- [What is expected] In the entries below, count every line containing "Phần". Return the number and nothing else.

[Entries from a dataset]
* START *
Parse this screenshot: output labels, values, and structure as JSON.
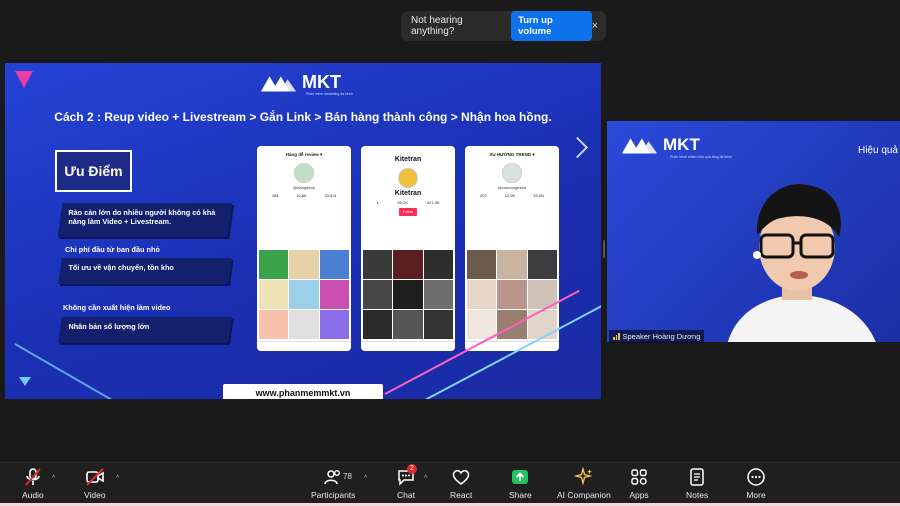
{
  "notification": {
    "text": "Not hearing anything?",
    "button": "Turn up volume",
    "close": "×"
  },
  "slide": {
    "logo": "MKT",
    "logo_subtitle": "Phần mềm marketing đa kênh",
    "title": "Cách 2 : Reup video + Livestream > Gắn Link > Bán hàng thành công > Nhận hoa hồng.",
    "advantages_heading": "Ưu Điểm",
    "points": [
      "Rào cản lớn do nhiều người không có khả năng làm Video + Livestream.",
      "Chi phí đầu từ ban đầu nhỏ",
      "Tối ưu về vận chuyển, tồn kho",
      "Không  cần xuất hiện làm video",
      "Nhân bản số lượng lớn"
    ],
    "url": "www.phanmemmkt.vn",
    "phones": [
      {
        "title": "Hàng dễ review ▾",
        "handle": "@hangdepp",
        "stats": [
          "184",
          "10,8K",
          "33,5 N"
        ]
      },
      {
        "title": "Kitetran",
        "handle": "@kitetran",
        "stats": [
          "1",
          "50,2K",
          "421,3K"
        ],
        "big_name": "Kitetran",
        "follow": "Follow"
      },
      {
        "title": "XU HƯỚNG TREND ▾",
        "handle": "@xuhuongtrend",
        "stats": [
          "207",
          "12,9K",
          "33,0N"
        ]
      }
    ]
  },
  "video_tile": {
    "logo": "MKT",
    "logo_subtitle": "Phần mềm chăm hiệu quả tăng đa kênh",
    "side_text": "Hiệu quả",
    "speaker_label": "Speaker Hoàng Dương"
  },
  "toolbar": {
    "audio": "Audio",
    "video": "Video",
    "participants": "Participants",
    "participants_count": "78",
    "chat": "Chat",
    "chat_badge": "2",
    "react": "React",
    "share": "Share",
    "ai_companion": "AI Companion",
    "apps": "Apps",
    "notes": "Notes",
    "more": "More"
  },
  "colors": {
    "slide_blue": "#1f3cc8",
    "share_green": "#23c45e",
    "alert_red": "#e02828",
    "button_blue": "#0e72ed"
  }
}
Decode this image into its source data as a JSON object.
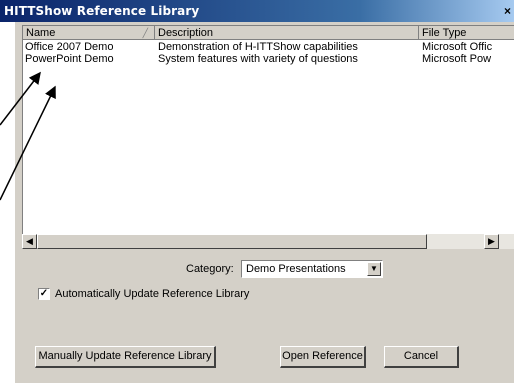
{
  "window": {
    "title": "HITTShow Reference Library"
  },
  "list": {
    "columns": [
      "Name",
      "Description",
      "File Type"
    ],
    "rows": [
      {
        "name": "Office 2007 Demo",
        "description": "Demonstration of H-ITTShow capabilities",
        "file_type": "Microsoft Offic"
      },
      {
        "name": "PowerPoint Demo",
        "description": "System features with variety of questions",
        "file_type": "Microsoft Pow"
      }
    ]
  },
  "category": {
    "label": "Category:",
    "value": "Demo Presentations"
  },
  "auto_update": {
    "label": "Automatically Update Reference Library",
    "checked": true
  },
  "buttons": {
    "manual_update": "Manually Update Reference Library",
    "open": "Open Reference",
    "cancel": "Cancel"
  },
  "icons": {
    "close": "close-icon",
    "sort": "sort-icon",
    "scroll_left": "arrow-left-icon",
    "scroll_right": "arrow-right-icon",
    "dropdown": "chevron-down-icon",
    "check": "check-icon"
  },
  "colors": {
    "titlebar": "#0a246a",
    "dialog_bg": "#d4d0c8"
  }
}
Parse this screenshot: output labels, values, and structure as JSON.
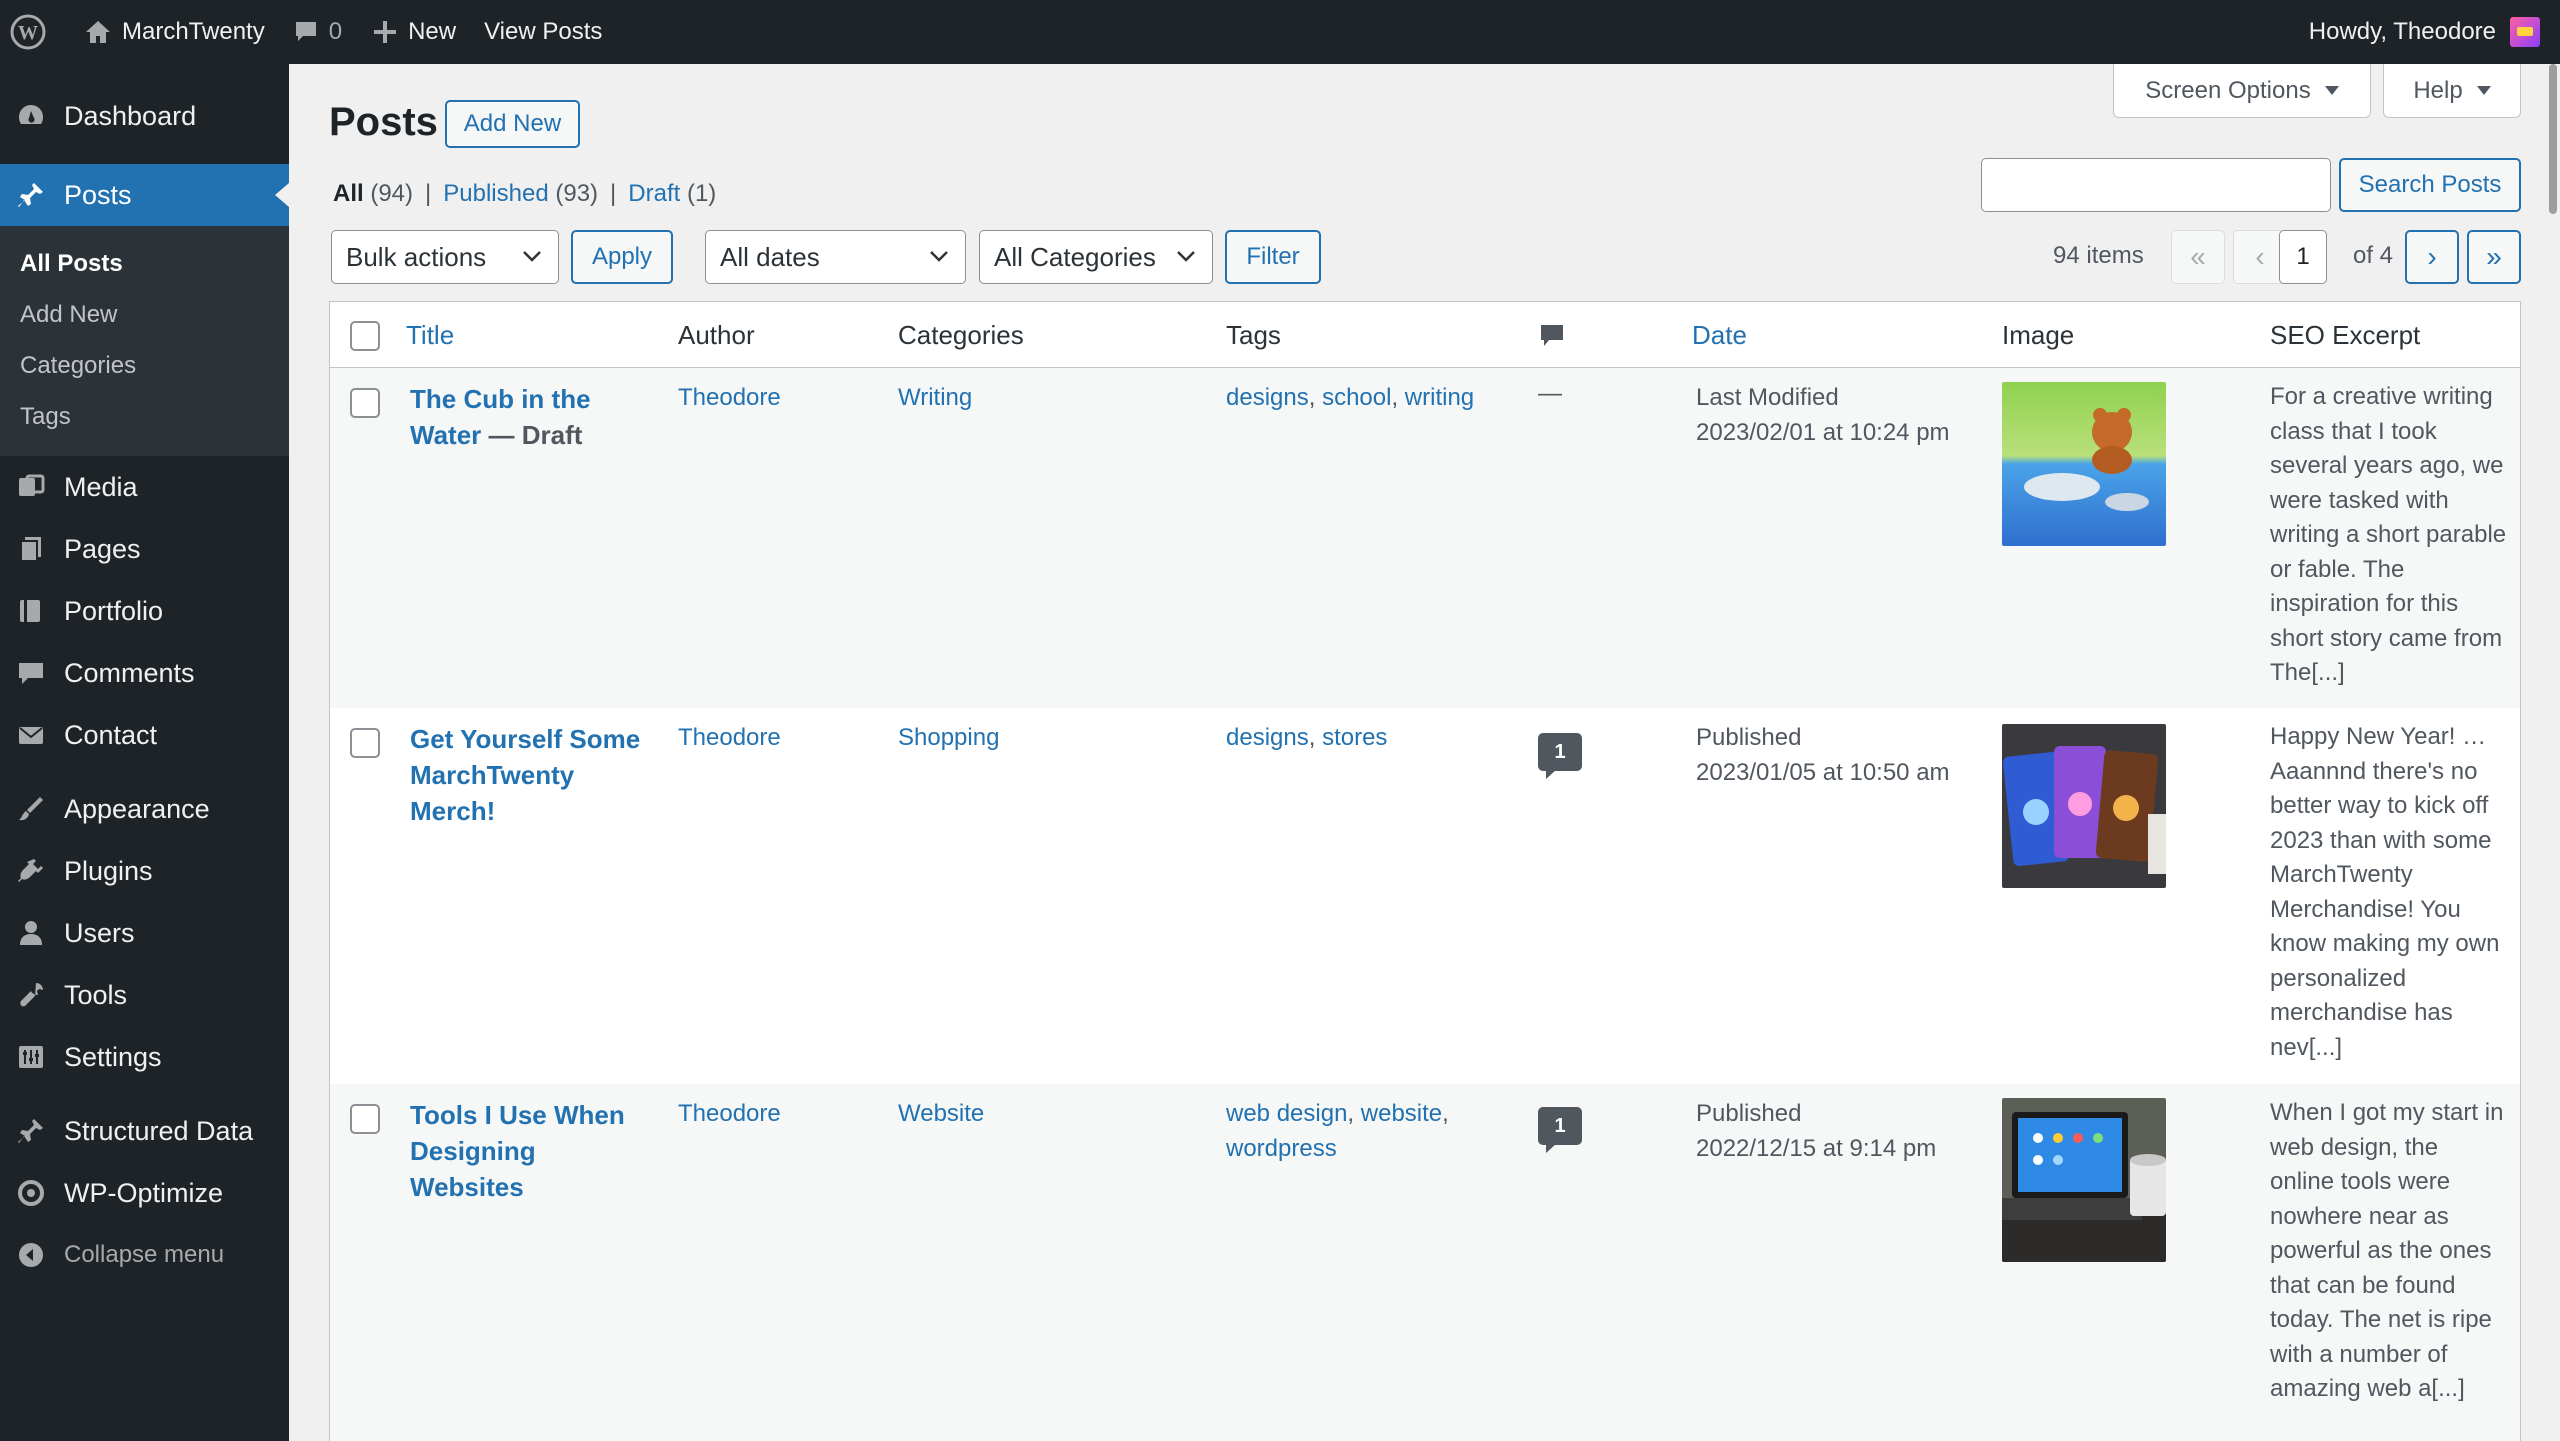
* END *
- [Answer to this problem] 2